Instruction>
Find every line in the records below that holds the word "image" and copy it.

(Figure contents as structured data)
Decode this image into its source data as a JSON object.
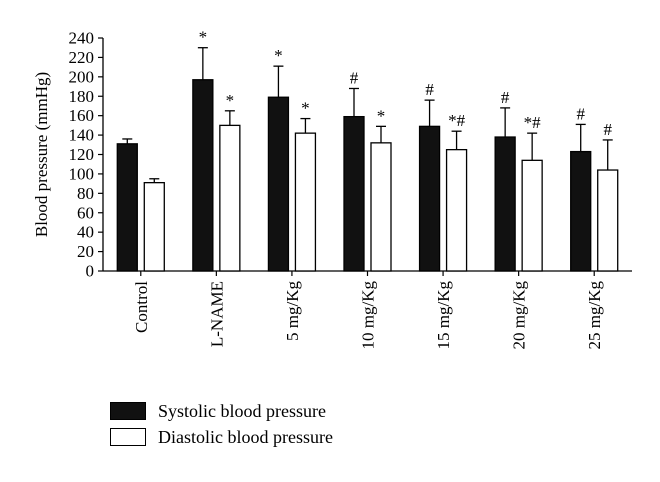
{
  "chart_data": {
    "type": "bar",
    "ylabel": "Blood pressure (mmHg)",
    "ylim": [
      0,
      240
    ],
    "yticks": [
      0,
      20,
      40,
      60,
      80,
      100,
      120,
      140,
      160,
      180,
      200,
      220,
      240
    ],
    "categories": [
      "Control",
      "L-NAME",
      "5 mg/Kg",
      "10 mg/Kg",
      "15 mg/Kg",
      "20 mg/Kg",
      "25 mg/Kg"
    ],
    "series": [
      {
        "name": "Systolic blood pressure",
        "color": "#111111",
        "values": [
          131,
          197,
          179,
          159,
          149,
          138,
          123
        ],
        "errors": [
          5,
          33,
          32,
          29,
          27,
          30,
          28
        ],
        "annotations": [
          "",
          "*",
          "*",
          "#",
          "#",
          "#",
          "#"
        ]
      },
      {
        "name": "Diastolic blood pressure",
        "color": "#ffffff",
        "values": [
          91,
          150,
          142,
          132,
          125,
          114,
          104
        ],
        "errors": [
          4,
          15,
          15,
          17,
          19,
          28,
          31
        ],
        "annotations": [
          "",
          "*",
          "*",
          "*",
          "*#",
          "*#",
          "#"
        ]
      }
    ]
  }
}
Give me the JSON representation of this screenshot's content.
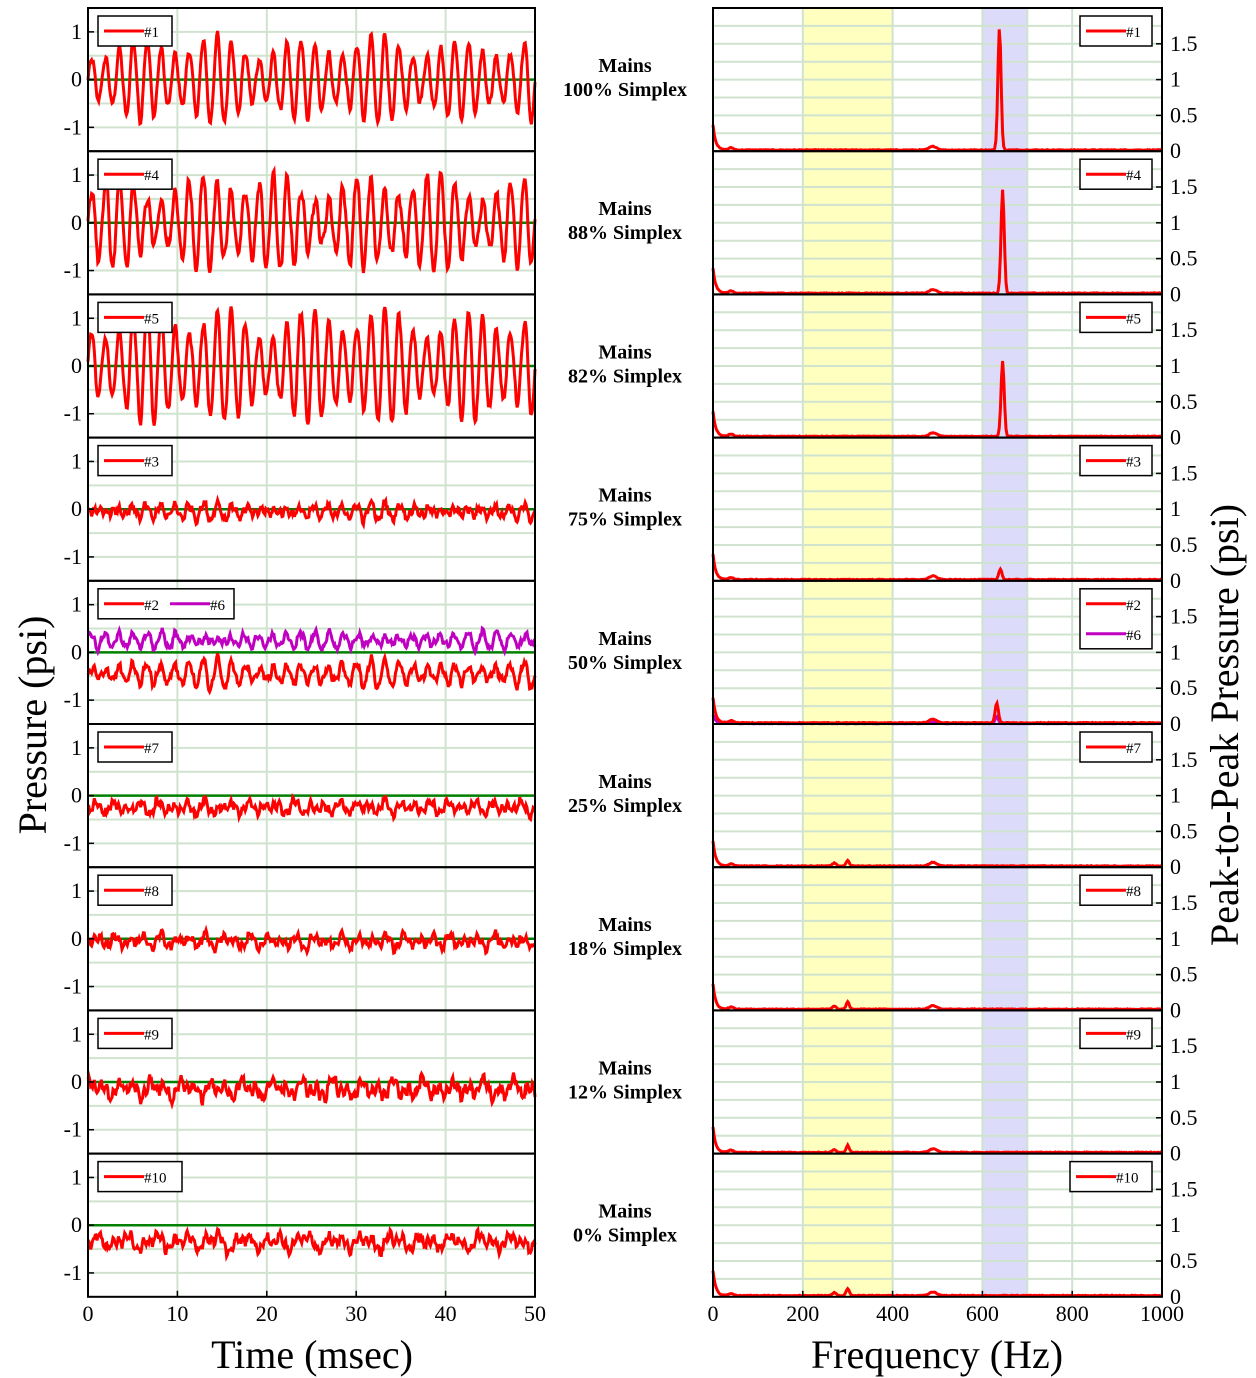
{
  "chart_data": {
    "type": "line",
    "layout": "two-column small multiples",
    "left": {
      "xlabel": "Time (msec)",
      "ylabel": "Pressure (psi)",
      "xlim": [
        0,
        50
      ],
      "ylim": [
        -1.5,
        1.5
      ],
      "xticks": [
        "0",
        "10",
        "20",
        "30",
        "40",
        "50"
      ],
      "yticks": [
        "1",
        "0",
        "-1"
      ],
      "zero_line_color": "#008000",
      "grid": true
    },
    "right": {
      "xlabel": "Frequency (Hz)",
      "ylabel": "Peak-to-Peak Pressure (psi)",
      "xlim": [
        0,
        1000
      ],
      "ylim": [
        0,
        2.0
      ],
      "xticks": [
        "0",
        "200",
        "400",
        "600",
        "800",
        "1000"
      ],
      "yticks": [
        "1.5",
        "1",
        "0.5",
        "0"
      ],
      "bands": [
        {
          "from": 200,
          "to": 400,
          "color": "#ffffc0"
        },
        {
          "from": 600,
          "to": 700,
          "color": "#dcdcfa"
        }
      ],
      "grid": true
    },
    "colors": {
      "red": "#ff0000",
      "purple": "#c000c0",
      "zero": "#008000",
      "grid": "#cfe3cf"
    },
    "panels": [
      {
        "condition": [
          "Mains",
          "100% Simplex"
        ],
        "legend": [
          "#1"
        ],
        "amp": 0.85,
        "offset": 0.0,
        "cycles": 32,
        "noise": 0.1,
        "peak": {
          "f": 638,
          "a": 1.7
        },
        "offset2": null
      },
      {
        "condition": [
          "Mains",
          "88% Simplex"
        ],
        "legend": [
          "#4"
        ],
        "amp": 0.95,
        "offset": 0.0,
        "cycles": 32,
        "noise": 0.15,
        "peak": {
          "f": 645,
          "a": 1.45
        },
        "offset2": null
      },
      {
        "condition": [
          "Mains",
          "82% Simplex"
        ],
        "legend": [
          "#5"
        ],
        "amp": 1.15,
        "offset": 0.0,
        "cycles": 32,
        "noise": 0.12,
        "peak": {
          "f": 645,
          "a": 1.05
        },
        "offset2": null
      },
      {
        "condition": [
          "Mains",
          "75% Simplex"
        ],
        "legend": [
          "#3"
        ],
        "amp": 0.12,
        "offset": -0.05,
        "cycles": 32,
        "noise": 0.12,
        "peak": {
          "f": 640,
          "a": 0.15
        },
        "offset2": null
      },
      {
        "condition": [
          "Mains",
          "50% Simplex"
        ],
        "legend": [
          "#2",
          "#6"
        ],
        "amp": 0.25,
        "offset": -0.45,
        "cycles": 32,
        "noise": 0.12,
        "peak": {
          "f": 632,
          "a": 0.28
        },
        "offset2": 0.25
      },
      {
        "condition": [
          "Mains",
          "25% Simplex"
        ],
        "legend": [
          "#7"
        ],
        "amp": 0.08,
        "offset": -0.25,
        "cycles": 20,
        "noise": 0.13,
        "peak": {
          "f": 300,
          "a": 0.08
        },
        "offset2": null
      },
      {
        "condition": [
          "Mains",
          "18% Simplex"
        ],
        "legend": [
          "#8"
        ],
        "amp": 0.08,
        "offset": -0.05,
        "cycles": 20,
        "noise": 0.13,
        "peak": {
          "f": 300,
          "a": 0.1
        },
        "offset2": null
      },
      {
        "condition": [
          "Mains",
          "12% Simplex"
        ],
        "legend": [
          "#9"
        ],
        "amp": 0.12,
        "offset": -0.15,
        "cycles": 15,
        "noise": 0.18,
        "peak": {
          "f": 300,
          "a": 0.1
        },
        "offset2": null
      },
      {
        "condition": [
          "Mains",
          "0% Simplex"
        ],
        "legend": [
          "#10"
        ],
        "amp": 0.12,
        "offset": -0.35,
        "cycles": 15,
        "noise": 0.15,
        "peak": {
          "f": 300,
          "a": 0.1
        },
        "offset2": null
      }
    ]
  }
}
==
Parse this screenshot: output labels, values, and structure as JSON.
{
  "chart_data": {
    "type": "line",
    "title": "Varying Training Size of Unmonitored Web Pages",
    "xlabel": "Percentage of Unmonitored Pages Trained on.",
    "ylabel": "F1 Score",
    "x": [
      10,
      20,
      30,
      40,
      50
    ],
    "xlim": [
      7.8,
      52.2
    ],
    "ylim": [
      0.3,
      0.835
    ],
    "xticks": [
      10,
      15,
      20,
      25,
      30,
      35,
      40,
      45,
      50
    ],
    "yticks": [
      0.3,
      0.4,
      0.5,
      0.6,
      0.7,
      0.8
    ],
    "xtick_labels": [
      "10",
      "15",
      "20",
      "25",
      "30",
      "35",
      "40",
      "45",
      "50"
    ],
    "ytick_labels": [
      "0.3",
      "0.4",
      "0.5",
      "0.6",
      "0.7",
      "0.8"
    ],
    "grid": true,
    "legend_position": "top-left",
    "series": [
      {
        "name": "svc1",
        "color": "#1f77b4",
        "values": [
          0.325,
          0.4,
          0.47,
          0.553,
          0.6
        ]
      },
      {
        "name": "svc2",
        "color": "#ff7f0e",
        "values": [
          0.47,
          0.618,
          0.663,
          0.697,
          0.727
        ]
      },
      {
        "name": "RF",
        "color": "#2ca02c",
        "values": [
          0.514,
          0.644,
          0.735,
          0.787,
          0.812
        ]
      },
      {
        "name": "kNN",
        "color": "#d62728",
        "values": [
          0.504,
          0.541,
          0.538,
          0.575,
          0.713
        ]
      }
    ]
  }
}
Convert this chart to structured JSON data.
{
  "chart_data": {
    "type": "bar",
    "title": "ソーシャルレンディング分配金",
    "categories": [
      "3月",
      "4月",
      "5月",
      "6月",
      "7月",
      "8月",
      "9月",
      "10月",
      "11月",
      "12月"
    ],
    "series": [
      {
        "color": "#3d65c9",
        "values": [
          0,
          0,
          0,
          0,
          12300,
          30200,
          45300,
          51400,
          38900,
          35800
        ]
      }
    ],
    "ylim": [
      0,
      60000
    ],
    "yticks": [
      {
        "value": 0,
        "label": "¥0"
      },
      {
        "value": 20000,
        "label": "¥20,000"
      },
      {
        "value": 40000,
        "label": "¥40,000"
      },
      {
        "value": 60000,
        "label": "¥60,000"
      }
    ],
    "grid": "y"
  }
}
--
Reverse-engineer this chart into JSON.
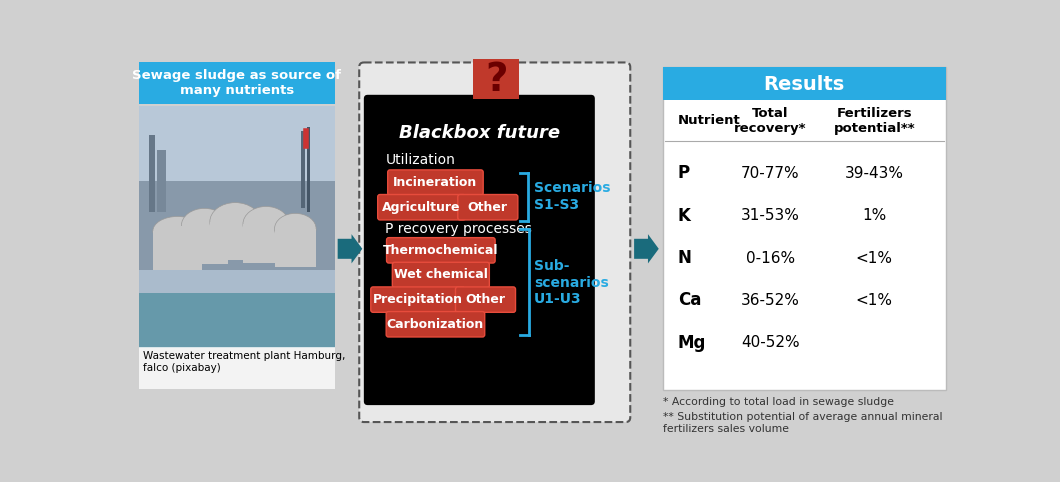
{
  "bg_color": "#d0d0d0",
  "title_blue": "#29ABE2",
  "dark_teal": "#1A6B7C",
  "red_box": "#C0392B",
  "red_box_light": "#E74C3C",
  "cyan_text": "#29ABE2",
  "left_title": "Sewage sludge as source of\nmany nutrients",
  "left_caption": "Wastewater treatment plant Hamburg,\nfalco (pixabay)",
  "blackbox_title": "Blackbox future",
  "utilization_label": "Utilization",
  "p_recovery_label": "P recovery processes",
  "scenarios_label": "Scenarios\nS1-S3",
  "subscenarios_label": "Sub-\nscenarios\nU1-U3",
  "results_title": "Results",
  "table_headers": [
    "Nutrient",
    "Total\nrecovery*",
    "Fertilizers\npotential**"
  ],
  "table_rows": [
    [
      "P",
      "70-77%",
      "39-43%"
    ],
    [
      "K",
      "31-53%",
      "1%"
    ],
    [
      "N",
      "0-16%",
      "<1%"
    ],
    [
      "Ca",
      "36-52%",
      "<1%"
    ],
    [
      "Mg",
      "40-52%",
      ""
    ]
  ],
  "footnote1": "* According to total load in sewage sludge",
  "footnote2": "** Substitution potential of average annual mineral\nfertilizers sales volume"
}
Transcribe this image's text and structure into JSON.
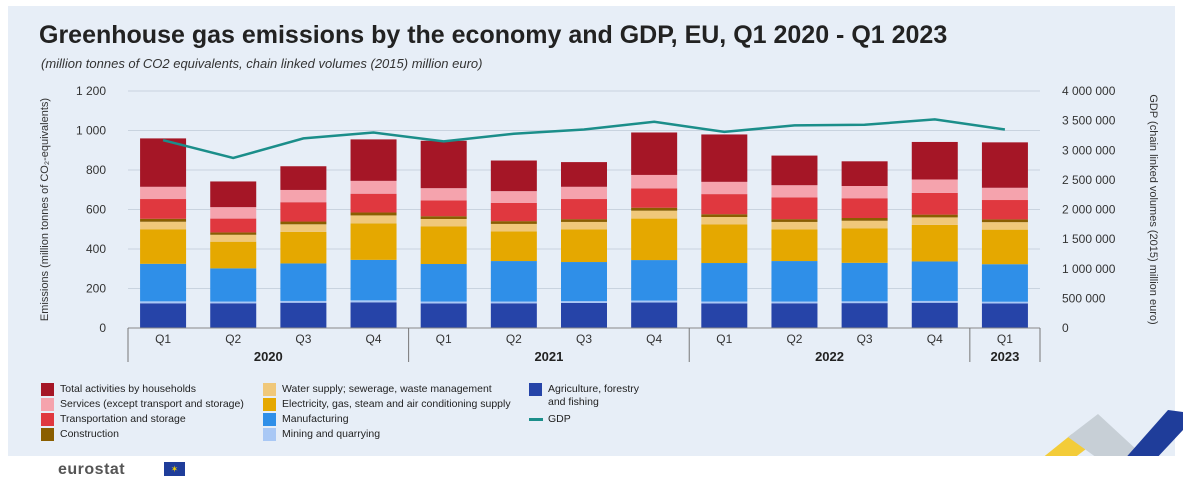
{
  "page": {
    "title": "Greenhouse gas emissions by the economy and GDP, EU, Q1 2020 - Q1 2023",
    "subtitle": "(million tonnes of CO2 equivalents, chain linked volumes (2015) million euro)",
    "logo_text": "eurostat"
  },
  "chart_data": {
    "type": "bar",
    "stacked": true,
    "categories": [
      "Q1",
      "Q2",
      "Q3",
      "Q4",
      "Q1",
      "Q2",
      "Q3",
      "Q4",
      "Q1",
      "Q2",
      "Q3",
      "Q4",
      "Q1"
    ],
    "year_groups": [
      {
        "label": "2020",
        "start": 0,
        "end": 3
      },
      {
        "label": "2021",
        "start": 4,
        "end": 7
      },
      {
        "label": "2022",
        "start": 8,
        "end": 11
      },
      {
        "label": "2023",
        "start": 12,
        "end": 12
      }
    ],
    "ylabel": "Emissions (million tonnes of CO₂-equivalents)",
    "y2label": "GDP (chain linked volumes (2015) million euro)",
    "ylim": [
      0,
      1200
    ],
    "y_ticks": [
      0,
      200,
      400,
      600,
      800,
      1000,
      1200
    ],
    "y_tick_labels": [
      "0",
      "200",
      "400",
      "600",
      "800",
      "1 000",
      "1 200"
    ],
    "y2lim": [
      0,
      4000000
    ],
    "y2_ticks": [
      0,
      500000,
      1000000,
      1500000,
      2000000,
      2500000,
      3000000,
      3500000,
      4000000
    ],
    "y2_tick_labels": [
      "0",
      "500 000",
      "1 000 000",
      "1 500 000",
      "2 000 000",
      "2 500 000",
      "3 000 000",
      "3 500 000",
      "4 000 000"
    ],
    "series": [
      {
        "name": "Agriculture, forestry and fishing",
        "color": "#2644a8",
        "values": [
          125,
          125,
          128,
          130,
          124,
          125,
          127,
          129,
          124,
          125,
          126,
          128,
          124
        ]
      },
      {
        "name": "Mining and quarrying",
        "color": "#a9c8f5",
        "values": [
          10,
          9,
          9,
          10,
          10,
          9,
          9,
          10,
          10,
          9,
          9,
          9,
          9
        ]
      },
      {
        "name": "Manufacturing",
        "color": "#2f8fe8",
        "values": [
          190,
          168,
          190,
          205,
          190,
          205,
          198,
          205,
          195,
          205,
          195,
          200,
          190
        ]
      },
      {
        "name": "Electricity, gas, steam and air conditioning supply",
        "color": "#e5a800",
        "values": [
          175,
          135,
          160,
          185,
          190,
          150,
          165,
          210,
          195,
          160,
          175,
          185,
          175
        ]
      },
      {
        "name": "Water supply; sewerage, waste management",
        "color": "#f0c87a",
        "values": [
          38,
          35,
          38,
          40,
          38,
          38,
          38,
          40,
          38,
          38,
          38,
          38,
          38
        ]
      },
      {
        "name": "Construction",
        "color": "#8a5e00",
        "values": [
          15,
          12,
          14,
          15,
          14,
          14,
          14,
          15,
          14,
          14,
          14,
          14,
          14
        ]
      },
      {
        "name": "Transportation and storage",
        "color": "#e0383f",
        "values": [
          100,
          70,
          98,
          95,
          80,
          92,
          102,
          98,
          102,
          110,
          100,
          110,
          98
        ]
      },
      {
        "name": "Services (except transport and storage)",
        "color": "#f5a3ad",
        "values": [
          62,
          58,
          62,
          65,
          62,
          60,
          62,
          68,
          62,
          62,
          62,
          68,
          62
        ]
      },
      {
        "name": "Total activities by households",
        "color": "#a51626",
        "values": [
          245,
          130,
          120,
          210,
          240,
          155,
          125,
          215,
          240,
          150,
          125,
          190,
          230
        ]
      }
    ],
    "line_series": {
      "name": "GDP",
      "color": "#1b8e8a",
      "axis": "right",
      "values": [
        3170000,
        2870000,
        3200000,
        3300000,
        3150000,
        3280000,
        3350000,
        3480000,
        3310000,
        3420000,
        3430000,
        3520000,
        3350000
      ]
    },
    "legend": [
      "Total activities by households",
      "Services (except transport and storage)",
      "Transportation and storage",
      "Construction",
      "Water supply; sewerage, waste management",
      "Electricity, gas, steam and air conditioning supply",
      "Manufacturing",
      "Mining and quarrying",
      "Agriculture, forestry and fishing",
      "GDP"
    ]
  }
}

The reply>
Decode this image into its source data as a JSON object.
Transcribe this image's text and structure into JSON.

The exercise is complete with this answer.